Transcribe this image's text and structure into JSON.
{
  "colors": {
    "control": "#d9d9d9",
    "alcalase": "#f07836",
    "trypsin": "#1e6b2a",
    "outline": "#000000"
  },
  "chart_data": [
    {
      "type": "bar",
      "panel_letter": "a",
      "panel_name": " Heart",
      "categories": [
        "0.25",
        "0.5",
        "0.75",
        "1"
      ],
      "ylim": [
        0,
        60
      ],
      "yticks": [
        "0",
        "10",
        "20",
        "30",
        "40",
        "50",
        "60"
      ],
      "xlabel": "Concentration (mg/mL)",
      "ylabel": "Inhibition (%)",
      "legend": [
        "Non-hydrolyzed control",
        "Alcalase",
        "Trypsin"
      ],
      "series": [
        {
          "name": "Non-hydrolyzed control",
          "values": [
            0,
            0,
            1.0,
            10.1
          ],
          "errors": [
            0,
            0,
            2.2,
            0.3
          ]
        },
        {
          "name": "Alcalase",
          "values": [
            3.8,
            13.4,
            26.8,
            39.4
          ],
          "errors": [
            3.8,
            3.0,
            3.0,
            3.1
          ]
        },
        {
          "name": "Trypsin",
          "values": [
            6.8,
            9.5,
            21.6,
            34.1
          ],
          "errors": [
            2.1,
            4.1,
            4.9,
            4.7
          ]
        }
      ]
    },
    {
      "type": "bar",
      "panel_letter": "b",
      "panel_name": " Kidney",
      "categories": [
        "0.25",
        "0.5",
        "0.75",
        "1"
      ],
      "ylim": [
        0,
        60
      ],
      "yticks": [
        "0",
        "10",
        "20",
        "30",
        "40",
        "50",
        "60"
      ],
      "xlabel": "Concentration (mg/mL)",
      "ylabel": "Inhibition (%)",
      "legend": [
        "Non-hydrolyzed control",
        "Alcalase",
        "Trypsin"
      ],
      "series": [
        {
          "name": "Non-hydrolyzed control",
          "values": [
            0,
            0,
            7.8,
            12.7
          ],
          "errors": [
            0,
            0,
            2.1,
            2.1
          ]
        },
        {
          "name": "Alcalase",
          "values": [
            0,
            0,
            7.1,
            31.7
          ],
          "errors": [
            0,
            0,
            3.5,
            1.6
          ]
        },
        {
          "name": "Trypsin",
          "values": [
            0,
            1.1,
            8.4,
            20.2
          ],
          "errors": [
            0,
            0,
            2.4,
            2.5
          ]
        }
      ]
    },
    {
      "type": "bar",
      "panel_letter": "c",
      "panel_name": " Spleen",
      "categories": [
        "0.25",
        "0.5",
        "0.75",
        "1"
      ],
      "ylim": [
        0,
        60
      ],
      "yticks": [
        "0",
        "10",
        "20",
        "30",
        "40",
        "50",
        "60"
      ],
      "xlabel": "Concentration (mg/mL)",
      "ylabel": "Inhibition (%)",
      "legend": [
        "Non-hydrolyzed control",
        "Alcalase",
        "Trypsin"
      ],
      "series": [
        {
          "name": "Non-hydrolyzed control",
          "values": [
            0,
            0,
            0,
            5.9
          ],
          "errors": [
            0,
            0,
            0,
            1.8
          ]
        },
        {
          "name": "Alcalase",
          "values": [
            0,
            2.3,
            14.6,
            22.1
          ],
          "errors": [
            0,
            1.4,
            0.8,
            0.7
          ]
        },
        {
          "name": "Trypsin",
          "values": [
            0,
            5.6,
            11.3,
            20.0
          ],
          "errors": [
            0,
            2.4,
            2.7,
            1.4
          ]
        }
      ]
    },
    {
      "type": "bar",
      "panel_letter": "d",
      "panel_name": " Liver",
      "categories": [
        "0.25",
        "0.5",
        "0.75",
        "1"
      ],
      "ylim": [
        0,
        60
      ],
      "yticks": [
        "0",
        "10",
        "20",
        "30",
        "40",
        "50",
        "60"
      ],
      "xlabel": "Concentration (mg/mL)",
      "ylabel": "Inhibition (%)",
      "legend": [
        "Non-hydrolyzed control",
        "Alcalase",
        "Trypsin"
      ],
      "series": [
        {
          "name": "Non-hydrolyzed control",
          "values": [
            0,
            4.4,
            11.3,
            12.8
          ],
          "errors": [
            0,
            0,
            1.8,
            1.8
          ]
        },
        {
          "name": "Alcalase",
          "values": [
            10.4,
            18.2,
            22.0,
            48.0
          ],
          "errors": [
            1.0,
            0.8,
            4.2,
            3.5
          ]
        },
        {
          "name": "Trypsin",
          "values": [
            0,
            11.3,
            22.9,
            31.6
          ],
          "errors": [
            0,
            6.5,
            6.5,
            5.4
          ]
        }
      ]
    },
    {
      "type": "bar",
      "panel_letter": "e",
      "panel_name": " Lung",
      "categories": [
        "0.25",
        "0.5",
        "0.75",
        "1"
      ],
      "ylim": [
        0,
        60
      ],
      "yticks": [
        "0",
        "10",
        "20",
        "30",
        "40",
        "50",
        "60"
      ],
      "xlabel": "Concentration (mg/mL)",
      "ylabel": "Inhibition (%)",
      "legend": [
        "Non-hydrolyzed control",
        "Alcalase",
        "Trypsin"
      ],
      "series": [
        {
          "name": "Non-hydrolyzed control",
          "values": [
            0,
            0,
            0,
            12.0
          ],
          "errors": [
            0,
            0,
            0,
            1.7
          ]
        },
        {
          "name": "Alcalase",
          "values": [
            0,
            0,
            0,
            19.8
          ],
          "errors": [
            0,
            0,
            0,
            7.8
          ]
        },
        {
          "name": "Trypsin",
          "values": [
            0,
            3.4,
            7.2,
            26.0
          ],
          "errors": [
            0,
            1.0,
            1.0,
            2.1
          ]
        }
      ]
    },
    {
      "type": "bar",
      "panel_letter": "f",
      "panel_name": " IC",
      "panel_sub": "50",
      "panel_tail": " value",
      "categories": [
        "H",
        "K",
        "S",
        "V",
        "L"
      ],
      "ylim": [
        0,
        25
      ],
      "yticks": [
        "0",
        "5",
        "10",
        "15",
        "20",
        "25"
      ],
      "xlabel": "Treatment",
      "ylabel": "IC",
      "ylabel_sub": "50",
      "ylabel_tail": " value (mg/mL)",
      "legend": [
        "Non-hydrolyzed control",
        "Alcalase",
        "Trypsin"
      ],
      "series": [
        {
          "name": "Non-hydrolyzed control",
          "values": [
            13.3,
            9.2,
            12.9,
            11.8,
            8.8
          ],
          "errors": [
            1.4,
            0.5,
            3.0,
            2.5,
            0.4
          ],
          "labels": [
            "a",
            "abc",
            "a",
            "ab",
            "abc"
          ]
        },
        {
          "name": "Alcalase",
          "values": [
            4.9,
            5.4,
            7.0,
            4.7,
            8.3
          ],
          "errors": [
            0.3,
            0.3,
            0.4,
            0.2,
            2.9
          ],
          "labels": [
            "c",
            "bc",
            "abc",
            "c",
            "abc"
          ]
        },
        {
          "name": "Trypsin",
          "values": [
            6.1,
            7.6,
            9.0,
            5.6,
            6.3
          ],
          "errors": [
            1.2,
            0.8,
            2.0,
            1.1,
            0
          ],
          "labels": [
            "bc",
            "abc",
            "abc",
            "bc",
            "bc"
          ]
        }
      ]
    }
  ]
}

CHALLENGE:
Every line of the data above should be copied exactly.

TASK OUTPUT:
Transcribe this image's text and structure into JSON.
{
  "colors": {
    "control": "#d9d9d9",
    "alcalase": "#f07836",
    "trypsin": "#1e6b2a",
    "outline": "#000000"
  },
  "chart_data": [
    {
      "type": "bar",
      "panel_letter": "a",
      "panel_name": " Heart",
      "categories": [
        "0.25",
        "0.5",
        "0.75",
        "1"
      ],
      "ylim": [
        0,
        60
      ],
      "yticks": [
        "0",
        "10",
        "20",
        "30",
        "40",
        "50",
        "60"
      ],
      "xlabel": "Concentration (mg/mL)",
      "ylabel": "Inhibition (%)",
      "legend": [
        "Non-hydrolyzed control",
        "Alcalase",
        "Trypsin"
      ],
      "series": [
        {
          "name": "Non-hydrolyzed control",
          "values": [
            0,
            0,
            1.0,
            10.1
          ],
          "errors": [
            0,
            0,
            2.2,
            0.3
          ]
        },
        {
          "name": "Alcalase",
          "values": [
            3.8,
            13.4,
            26.8,
            39.4
          ],
          "errors": [
            3.8,
            3.0,
            3.0,
            3.1
          ]
        },
        {
          "name": "Trypsin",
          "values": [
            6.8,
            9.5,
            21.6,
            34.1
          ],
          "errors": [
            2.1,
            4.1,
            4.9,
            4.7
          ]
        }
      ]
    },
    {
      "type": "bar",
      "panel_letter": "b",
      "panel_name": " Kidney",
      "categories": [
        "0.25",
        "0.5",
        "0.75",
        "1"
      ],
      "ylim": [
        0,
        60
      ],
      "yticks": [
        "0",
        "10",
        "20",
        "30",
        "40",
        "50",
        "60"
      ],
      "xlabel": "Concentration (mg/mL)",
      "ylabel": "Inhibition (%)",
      "legend": [
        "Non-hydrolyzed control",
        "Alcalase",
        "Trypsin"
      ],
      "series": [
        {
          "name": "Non-hydrolyzed control",
          "values": [
            0,
            0,
            7.8,
            12.7
          ],
          "errors": [
            0,
            0,
            2.1,
            2.1
          ]
        },
        {
          "name": "Alcalase",
          "values": [
            0,
            0,
            7.1,
            31.7
          ],
          "errors": [
            0,
            0,
            3.5,
            1.6
          ]
        },
        {
          "name": "Trypsin",
          "values": [
            0,
            1.1,
            8.4,
            20.2
          ],
          "errors": [
            0,
            0,
            2.4,
            2.5
          ]
        }
      ]
    },
    {
      "type": "bar",
      "panel_letter": "c",
      "panel_name": " Spleen",
      "categories": [
        "0.25",
        "0.5",
        "0.75",
        "1"
      ],
      "ylim": [
        0,
        60
      ],
      "yticks": [
        "0",
        "10",
        "20",
        "30",
        "40",
        "50",
        "60"
      ],
      "xlabel": "Concentration (mg/mL)",
      "ylabel": "Inhibition (%)",
      "legend": [
        "Non-hydrolyzed control",
        "Alcalase",
        "Trypsin"
      ],
      "series": [
        {
          "name": "Non-hydrolyzed control",
          "values": [
            0,
            0,
            0,
            5.9
          ],
          "errors": [
            0,
            0,
            0,
            1.8
          ]
        },
        {
          "name": "Alcalase",
          "values": [
            0,
            2.3,
            14.6,
            22.1
          ],
          "errors": [
            0,
            1.4,
            0.8,
            0.7
          ]
        },
        {
          "name": "Trypsin",
          "values": [
            0,
            5.6,
            11.3,
            20.0
          ],
          "errors": [
            0,
            2.4,
            2.7,
            1.4
          ]
        }
      ]
    },
    {
      "type": "bar",
      "panel_letter": "d",
      "panel_name": " Liver",
      "categories": [
        "0.25",
        "0.5",
        "0.75",
        "1"
      ],
      "ylim": [
        0,
        60
      ],
      "yticks": [
        "0",
        "10",
        "20",
        "30",
        "40",
        "50",
        "60"
      ],
      "xlabel": "Concentration (mg/mL)",
      "ylabel": "Inhibition (%)",
      "legend": [
        "Non-hydrolyzed control",
        "Alcalase",
        "Trypsin"
      ],
      "series": [
        {
          "name": "Non-hydrolyzed control",
          "values": [
            0,
            4.4,
            11.3,
            12.8
          ],
          "errors": [
            0,
            0,
            1.8,
            1.8
          ]
        },
        {
          "name": "Alcalase",
          "values": [
            10.4,
            18.2,
            22.0,
            48.0
          ],
          "errors": [
            1.0,
            0.8,
            4.2,
            3.5
          ]
        },
        {
          "name": "Trypsin",
          "values": [
            0,
            11.3,
            22.9,
            31.6
          ],
          "errors": [
            0,
            6.5,
            6.5,
            5.4
          ]
        }
      ]
    },
    {
      "type": "bar",
      "panel_letter": "e",
      "panel_name": " Lung",
      "categories": [
        "0.25",
        "0.5",
        "0.75",
        "1"
      ],
      "ylim": [
        0,
        60
      ],
      "yticks": [
        "0",
        "10",
        "20",
        "30",
        "40",
        "50",
        "60"
      ],
      "xlabel": "Concentration (mg/mL)",
      "ylabel": "Inhibition (%)",
      "legend": [
        "Non-hydrolyzed control",
        "Alcalase",
        "Trypsin"
      ],
      "series": [
        {
          "name": "Non-hydrolyzed control",
          "values": [
            0,
            0,
            0,
            12.0
          ],
          "errors": [
            0,
            0,
            0,
            1.7
          ]
        },
        {
          "name": "Alcalase",
          "values": [
            0,
            0,
            0,
            19.8
          ],
          "errors": [
            0,
            0,
            0,
            7.8
          ]
        },
        {
          "name": "Trypsin",
          "values": [
            0,
            3.4,
            7.2,
            26.0
          ],
          "errors": [
            0,
            1.0,
            1.0,
            2.1
          ]
        }
      ]
    },
    {
      "type": "bar",
      "panel_letter": "f",
      "panel_name": " IC",
      "panel_sub": "50",
      "panel_tail": " value",
      "categories": [
        "H",
        "K",
        "S",
        "V",
        "L"
      ],
      "ylim": [
        0,
        25
      ],
      "yticks": [
        "0",
        "5",
        "10",
        "15",
        "20",
        "25"
      ],
      "xlabel": "Treatment",
      "ylabel": "IC",
      "ylabel_sub": "50",
      "ylabel_tail": " value (mg/mL)",
      "legend": [
        "Non-hydrolyzed control",
        "Alcalase",
        "Trypsin"
      ],
      "series": [
        {
          "name": "Non-hydrolyzed control",
          "values": [
            13.3,
            9.2,
            12.9,
            11.8,
            8.8
          ],
          "errors": [
            1.4,
            0.5,
            3.0,
            2.5,
            0.4
          ],
          "labels": [
            "a",
            "abc",
            "a",
            "ab",
            "abc"
          ]
        },
        {
          "name": "Alcalase",
          "values": [
            4.9,
            5.4,
            7.0,
            4.7,
            8.3
          ],
          "errors": [
            0.3,
            0.3,
            0.4,
            0.2,
            2.9
          ],
          "labels": [
            "c",
            "bc",
            "abc",
            "c",
            "abc"
          ]
        },
        {
          "name": "Trypsin",
          "values": [
            6.1,
            7.6,
            9.0,
            5.6,
            6.3
          ],
          "errors": [
            1.2,
            0.8,
            2.0,
            1.1,
            0
          ],
          "labels": [
            "bc",
            "abc",
            "abc",
            "bc",
            "bc"
          ]
        }
      ]
    }
  ]
}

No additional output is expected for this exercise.